▸ Goal of the exercise:
Extract the lines starting at the first of the items and ending at the line containing "svg-text:5,40: 5,40 <box>792", and reproduce them unchanged.

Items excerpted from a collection
■ ■ ■ ■ ■

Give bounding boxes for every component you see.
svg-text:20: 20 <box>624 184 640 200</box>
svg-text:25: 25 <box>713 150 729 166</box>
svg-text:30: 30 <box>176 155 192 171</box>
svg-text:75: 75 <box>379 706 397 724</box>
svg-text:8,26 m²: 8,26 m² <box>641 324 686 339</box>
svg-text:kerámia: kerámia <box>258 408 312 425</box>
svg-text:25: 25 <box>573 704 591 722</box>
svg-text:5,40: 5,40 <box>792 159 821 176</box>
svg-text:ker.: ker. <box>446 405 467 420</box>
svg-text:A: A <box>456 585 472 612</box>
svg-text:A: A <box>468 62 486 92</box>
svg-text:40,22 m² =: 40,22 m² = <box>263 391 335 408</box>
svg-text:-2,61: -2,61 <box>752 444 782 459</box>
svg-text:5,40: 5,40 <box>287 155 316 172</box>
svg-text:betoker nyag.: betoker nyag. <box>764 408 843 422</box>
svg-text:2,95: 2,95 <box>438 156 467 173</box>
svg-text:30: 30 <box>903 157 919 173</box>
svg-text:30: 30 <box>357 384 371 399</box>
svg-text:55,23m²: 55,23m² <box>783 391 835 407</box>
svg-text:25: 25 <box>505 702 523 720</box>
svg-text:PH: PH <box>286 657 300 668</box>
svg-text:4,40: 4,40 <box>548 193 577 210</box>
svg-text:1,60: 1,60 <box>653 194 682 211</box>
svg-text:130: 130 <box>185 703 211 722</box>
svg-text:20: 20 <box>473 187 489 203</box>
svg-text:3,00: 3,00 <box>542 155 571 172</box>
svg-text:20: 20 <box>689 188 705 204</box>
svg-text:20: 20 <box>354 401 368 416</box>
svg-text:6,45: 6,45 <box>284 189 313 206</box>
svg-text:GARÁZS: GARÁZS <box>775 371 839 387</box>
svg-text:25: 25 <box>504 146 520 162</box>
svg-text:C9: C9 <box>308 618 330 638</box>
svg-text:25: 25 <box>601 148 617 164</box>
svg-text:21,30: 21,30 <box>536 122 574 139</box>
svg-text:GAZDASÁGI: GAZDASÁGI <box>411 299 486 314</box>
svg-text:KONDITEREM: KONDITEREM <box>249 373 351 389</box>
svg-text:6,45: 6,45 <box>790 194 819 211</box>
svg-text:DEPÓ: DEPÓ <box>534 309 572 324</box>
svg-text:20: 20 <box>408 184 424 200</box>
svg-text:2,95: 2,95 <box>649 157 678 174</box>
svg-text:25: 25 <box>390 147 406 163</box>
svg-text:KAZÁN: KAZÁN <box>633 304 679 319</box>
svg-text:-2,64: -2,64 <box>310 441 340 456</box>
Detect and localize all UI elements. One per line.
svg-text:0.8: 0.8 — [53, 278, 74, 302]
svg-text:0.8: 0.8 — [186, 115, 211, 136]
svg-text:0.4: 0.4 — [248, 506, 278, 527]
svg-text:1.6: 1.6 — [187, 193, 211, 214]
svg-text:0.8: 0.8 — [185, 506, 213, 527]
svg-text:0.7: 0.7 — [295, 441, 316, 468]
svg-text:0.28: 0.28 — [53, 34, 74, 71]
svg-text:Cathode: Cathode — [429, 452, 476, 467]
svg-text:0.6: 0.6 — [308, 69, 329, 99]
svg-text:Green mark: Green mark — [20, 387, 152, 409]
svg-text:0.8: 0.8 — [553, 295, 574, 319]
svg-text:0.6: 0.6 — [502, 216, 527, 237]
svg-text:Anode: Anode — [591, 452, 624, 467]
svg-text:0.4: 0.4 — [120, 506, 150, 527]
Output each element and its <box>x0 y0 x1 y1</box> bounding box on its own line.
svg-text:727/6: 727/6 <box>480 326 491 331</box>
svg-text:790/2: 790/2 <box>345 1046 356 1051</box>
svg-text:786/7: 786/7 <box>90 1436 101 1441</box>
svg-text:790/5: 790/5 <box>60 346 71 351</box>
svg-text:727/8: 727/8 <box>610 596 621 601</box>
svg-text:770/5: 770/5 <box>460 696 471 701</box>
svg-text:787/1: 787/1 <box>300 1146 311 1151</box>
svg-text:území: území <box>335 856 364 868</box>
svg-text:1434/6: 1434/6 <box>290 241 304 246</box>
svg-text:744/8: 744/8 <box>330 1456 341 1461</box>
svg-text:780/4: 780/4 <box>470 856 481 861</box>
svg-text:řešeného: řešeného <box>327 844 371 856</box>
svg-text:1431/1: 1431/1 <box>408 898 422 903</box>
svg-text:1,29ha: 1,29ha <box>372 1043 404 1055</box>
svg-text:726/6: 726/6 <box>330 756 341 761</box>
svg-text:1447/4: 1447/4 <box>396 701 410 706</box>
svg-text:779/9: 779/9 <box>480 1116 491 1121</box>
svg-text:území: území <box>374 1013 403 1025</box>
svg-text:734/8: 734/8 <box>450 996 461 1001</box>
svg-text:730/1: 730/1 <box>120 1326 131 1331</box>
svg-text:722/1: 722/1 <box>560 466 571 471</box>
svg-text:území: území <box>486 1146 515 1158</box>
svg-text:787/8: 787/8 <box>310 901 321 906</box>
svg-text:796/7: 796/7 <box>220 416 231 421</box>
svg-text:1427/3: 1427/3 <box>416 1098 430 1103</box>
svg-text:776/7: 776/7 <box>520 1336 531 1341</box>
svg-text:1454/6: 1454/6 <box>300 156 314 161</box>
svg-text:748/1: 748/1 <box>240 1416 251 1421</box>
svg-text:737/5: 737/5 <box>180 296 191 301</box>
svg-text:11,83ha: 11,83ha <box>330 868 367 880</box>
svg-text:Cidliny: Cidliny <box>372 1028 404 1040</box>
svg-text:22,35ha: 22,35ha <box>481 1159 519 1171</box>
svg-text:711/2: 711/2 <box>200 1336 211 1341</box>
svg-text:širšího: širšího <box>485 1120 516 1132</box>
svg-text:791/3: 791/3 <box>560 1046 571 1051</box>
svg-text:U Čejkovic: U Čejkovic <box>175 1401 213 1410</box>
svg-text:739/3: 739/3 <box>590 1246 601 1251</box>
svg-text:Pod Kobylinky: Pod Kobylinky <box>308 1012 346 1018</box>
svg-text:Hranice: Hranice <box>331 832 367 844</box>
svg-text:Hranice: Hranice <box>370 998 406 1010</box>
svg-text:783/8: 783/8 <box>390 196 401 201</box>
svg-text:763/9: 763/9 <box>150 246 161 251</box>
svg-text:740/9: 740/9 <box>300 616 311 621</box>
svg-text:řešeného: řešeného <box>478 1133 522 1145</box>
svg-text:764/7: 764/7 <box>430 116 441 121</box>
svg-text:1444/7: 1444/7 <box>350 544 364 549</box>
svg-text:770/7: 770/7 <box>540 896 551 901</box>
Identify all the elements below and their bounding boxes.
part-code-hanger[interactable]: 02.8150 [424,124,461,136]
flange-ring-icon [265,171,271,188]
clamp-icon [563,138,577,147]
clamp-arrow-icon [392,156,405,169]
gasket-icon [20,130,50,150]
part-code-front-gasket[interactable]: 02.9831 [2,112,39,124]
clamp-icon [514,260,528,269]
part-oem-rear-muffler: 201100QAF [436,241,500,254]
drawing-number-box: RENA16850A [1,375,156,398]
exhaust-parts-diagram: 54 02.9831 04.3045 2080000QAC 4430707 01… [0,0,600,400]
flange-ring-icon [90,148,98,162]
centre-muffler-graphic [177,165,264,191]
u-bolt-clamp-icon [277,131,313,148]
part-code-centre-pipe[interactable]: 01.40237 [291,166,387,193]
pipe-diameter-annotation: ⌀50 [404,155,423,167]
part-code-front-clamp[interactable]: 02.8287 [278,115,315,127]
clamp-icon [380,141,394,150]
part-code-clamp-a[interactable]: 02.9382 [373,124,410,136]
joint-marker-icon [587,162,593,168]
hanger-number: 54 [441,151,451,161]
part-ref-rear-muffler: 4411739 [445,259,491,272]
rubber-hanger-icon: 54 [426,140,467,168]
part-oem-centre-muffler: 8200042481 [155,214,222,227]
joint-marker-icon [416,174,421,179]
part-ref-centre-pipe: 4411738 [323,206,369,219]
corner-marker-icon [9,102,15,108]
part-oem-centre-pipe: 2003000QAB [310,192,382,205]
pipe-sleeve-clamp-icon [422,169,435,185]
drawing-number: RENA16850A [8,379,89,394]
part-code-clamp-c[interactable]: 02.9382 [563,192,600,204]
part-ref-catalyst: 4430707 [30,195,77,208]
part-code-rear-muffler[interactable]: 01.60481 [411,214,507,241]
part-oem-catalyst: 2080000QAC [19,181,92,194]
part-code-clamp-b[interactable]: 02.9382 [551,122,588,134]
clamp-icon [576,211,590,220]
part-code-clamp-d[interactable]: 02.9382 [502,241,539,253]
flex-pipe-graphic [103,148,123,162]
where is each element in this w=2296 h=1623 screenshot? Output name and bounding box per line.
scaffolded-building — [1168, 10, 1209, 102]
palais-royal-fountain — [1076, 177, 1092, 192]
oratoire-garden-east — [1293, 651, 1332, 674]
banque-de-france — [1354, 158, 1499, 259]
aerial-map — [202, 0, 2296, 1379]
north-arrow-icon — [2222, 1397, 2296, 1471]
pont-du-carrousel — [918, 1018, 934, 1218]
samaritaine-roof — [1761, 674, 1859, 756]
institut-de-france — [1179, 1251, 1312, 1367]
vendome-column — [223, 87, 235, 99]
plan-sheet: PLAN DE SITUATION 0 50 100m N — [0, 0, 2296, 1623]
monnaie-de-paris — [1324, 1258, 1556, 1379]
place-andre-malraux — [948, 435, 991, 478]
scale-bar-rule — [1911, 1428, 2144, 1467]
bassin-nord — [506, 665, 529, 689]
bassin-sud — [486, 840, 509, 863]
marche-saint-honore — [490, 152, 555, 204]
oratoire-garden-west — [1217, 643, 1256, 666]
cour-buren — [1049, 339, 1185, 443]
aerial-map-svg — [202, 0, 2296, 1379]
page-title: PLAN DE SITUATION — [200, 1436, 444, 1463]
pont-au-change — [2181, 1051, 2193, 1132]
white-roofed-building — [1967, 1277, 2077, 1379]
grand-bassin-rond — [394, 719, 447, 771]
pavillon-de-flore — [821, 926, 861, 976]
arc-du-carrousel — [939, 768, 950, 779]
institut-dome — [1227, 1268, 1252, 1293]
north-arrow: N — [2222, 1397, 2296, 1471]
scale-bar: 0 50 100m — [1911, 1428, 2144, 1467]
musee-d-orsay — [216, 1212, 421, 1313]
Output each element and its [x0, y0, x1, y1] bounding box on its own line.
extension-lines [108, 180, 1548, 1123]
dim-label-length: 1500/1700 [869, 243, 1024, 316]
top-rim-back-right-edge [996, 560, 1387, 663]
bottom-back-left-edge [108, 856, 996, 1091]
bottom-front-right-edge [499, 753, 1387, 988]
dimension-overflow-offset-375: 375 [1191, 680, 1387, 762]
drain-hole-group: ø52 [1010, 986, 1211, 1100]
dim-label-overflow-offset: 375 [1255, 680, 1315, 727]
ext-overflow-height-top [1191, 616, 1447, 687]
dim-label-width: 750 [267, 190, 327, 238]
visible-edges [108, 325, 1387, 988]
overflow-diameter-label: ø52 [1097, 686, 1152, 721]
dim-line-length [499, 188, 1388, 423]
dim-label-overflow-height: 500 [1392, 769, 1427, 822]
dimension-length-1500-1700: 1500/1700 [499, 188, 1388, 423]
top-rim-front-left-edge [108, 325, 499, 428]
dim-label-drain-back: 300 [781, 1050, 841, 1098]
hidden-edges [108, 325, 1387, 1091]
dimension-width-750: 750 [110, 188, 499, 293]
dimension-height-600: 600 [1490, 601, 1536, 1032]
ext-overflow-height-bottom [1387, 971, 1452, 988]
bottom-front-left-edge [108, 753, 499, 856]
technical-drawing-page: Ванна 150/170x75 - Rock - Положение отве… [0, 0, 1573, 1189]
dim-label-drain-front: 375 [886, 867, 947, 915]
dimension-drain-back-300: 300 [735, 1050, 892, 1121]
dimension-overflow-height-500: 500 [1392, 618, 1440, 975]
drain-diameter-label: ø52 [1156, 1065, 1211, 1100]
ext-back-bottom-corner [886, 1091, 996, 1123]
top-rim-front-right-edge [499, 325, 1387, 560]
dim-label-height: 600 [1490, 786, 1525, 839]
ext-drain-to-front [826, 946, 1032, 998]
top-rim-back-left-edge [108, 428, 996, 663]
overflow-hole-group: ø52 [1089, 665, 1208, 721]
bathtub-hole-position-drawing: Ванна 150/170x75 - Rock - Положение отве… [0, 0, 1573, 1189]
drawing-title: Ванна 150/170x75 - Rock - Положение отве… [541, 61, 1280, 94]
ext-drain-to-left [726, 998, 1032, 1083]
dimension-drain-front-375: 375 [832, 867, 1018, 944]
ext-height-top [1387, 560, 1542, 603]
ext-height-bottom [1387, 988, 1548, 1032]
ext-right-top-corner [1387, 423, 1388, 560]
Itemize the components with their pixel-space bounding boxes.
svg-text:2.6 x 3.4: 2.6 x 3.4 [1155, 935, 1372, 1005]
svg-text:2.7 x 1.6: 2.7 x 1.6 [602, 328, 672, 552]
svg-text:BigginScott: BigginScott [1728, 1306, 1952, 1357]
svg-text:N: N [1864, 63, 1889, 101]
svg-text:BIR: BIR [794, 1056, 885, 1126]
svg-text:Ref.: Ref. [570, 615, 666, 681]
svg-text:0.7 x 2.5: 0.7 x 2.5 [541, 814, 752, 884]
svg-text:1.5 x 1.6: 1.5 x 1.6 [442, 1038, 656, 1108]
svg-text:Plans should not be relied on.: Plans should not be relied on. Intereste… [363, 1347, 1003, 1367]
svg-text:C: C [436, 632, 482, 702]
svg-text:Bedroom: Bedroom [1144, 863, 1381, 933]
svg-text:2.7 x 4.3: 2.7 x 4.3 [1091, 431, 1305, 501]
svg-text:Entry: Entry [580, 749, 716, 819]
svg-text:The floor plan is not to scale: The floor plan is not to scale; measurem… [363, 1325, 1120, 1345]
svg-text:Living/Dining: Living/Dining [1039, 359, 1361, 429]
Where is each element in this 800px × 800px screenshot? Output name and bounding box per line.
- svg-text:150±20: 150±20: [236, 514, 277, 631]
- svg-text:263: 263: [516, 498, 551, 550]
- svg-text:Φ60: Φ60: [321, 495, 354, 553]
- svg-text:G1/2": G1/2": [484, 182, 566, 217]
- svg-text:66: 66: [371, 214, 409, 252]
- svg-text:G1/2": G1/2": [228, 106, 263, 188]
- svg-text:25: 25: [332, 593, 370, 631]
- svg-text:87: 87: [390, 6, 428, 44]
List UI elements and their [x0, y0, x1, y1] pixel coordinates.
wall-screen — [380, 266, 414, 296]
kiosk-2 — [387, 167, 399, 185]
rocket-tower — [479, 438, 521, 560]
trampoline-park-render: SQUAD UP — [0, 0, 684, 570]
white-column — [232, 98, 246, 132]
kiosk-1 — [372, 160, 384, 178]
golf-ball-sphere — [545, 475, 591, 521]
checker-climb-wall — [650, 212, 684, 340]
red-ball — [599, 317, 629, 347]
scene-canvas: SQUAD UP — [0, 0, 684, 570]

■ ■ ■ ■ ■

▸ The response:
Give bounding boxes for every component you see.
svg-text:20: 20 <box>624 184 640 200</box>
svg-text:25: 25 <box>713 150 729 166</box>
svg-text:30: 30 <box>176 155 192 171</box>
svg-text:75: 75 <box>379 706 397 724</box>
svg-text:8,26 m²: 8,26 m² <box>641 324 686 339</box>
svg-text:kerámia: kerámia <box>258 408 312 425</box>
svg-text:25: 25 <box>573 704 591 722</box>
svg-text:5,40: 5,40 <box>792 159 821 176</box>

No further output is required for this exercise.